- Description of the task: In the following material, identify every line holding the string "Cortex" and return it.

- Extracted data entries:
..............................

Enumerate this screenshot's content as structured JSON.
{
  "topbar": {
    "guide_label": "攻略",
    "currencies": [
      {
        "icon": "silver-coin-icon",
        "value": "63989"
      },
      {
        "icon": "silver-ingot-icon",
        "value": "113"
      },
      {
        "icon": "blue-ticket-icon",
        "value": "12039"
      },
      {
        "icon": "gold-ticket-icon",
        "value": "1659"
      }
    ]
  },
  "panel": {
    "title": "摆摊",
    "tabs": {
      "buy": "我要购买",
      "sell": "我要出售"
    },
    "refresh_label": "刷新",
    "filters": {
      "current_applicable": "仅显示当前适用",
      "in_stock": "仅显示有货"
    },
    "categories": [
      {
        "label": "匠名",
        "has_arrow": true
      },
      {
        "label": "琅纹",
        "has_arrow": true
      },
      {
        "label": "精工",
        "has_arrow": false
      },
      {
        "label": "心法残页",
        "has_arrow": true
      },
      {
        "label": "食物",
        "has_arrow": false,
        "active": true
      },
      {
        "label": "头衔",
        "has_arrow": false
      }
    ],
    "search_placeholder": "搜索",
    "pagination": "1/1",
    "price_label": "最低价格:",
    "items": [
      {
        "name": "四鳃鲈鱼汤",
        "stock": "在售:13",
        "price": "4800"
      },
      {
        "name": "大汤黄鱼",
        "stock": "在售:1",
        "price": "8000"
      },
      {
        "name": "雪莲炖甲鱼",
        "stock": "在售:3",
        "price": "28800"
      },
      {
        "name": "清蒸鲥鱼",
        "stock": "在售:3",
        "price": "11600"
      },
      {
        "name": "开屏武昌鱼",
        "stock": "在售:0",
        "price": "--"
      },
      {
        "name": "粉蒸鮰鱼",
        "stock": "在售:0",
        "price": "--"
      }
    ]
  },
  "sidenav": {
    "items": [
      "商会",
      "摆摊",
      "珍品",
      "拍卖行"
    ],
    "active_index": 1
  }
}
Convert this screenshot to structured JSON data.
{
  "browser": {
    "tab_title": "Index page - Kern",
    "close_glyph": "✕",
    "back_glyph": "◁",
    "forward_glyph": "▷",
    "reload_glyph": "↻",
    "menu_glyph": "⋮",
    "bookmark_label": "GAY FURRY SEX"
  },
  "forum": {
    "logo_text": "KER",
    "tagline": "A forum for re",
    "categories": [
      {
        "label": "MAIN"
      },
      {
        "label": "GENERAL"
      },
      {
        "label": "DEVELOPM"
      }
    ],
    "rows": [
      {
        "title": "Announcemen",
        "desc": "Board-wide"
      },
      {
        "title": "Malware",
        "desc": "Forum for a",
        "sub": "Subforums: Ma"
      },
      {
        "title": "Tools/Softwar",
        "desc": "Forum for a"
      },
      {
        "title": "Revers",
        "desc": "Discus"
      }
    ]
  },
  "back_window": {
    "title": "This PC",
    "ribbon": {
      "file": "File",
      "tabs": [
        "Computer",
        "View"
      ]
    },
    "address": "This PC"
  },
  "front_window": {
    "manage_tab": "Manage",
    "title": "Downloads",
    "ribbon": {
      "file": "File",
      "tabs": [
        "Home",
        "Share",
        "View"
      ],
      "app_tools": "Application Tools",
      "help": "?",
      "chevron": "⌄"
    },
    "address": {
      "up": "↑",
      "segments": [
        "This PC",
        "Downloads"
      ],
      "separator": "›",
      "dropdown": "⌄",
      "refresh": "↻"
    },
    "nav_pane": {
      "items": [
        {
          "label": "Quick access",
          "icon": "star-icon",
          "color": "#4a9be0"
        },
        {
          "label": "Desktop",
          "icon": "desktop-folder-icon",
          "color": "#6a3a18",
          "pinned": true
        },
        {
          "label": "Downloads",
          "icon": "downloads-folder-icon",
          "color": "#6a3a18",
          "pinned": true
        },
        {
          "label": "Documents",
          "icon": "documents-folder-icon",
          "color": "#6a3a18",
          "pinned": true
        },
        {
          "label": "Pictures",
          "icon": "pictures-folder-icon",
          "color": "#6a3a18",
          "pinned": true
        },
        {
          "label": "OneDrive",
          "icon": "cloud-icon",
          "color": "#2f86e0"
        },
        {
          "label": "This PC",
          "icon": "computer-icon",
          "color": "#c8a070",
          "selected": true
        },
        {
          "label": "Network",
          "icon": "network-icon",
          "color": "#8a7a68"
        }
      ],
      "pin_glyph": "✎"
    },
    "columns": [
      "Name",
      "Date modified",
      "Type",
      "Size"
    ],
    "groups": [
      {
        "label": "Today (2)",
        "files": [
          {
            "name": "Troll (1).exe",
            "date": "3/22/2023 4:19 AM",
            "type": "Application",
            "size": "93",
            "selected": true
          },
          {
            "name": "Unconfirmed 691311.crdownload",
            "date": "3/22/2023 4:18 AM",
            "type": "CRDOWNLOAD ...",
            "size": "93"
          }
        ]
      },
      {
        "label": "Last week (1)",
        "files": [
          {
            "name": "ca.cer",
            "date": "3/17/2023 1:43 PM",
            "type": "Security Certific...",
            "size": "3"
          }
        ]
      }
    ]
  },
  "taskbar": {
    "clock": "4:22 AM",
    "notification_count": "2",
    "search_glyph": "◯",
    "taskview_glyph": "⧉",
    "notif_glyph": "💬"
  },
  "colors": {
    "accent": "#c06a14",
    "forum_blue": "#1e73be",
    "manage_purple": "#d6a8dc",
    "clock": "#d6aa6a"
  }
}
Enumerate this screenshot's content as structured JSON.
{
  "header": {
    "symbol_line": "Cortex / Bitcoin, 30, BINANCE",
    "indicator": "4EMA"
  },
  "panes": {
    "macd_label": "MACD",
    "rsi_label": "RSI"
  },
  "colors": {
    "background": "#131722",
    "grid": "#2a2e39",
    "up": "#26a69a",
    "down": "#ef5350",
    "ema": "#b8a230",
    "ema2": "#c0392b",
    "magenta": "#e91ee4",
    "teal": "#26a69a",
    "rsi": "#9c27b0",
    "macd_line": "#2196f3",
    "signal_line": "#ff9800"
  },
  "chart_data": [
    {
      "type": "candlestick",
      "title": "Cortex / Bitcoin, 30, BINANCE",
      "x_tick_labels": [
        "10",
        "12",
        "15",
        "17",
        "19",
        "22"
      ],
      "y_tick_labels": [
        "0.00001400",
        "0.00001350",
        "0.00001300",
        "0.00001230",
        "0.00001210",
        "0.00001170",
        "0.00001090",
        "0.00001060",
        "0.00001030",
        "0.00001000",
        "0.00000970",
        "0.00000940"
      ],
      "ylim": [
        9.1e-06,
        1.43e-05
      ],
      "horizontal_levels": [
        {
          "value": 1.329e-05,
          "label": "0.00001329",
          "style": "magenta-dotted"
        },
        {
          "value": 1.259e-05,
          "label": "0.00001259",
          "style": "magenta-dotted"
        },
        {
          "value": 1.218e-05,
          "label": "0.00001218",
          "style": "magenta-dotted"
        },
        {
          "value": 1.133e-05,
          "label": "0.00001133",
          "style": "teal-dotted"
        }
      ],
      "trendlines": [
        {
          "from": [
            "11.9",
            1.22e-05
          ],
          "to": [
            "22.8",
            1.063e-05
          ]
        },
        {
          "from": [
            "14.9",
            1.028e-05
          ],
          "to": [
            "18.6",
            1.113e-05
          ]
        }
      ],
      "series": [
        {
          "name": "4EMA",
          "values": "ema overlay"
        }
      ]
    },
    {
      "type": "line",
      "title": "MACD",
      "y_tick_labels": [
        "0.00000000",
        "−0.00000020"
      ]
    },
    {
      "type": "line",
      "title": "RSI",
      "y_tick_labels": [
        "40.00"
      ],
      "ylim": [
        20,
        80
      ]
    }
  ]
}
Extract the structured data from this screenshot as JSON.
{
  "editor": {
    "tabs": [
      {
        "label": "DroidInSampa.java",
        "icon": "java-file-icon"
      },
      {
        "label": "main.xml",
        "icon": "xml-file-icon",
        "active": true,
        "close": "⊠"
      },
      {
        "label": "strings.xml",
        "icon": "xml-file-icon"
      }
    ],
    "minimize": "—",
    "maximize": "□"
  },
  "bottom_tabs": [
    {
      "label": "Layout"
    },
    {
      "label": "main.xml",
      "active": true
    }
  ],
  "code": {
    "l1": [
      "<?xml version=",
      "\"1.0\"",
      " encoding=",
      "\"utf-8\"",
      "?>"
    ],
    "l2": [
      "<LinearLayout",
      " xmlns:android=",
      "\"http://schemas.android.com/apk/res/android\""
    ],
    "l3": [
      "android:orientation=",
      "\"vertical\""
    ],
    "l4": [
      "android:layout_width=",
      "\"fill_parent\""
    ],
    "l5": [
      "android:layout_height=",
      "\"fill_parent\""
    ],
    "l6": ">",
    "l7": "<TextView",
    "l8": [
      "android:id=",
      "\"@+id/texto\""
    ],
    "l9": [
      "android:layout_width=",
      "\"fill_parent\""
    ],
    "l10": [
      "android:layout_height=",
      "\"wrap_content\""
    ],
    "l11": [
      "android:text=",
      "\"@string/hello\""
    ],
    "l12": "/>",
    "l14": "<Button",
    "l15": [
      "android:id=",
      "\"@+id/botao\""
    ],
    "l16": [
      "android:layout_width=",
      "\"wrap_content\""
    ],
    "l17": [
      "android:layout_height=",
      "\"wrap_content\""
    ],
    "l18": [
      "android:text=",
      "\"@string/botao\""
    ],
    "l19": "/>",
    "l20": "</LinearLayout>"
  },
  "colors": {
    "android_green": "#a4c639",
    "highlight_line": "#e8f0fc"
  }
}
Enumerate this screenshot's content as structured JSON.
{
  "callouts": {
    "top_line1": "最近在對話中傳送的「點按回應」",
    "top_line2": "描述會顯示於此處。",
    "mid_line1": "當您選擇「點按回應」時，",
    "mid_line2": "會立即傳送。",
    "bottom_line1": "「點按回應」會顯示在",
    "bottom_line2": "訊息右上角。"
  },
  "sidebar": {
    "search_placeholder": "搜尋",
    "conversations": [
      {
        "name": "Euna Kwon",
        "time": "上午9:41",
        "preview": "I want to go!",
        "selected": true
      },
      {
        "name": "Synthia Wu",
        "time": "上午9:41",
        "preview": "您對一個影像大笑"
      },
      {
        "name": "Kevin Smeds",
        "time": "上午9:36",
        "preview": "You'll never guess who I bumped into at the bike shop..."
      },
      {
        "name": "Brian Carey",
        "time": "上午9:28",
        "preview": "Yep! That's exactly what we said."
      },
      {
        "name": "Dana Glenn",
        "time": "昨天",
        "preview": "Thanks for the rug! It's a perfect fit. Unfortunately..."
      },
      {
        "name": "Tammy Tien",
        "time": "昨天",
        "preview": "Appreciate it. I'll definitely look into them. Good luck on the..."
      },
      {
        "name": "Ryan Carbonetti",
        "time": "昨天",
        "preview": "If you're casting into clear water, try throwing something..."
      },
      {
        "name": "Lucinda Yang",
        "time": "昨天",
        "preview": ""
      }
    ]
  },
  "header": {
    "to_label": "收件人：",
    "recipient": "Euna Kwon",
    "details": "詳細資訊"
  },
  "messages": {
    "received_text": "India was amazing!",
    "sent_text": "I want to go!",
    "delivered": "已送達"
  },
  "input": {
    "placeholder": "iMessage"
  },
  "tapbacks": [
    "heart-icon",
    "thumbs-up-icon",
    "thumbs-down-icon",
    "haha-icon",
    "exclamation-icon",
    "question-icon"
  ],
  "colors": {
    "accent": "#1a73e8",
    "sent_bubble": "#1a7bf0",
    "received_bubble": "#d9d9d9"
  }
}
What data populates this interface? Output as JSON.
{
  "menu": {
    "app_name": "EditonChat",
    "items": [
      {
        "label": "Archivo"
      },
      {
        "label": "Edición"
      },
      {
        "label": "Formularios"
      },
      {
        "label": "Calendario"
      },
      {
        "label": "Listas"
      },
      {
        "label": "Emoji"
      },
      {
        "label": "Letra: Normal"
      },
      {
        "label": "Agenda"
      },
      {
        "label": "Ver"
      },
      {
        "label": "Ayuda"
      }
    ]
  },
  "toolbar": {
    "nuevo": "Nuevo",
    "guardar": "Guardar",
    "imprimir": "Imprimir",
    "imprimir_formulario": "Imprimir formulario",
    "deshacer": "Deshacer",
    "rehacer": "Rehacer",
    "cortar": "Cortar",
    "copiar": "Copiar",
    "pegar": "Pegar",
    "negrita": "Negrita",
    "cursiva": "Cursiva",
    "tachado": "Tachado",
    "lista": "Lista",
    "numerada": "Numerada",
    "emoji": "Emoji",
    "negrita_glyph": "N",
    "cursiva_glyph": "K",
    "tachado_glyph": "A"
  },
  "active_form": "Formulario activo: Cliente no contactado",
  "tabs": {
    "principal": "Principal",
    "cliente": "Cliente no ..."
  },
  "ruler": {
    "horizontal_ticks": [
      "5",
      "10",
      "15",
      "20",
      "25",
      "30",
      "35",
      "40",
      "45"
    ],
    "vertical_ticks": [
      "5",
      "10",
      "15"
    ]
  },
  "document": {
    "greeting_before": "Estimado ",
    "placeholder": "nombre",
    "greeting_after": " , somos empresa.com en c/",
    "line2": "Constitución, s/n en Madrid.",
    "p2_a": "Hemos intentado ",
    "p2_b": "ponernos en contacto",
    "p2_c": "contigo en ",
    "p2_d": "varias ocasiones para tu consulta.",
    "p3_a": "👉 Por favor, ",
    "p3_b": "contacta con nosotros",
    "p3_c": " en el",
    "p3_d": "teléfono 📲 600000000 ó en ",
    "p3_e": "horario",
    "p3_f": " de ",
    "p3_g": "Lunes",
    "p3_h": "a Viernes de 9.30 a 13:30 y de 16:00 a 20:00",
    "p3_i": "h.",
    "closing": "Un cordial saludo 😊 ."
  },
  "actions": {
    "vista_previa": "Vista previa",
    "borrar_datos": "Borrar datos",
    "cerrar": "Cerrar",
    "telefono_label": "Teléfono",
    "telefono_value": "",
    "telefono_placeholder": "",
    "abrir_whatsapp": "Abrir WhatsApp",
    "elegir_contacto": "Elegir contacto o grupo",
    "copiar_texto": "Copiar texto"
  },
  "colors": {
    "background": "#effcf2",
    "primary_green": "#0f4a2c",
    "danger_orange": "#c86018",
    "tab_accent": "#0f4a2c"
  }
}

..............................

- Solution for this exercise:
    "symbol_line": "Cortex / Bitcoin, 30, BINANCE",
      "title": "Cortex / Bitcoin, 30, BINANCE",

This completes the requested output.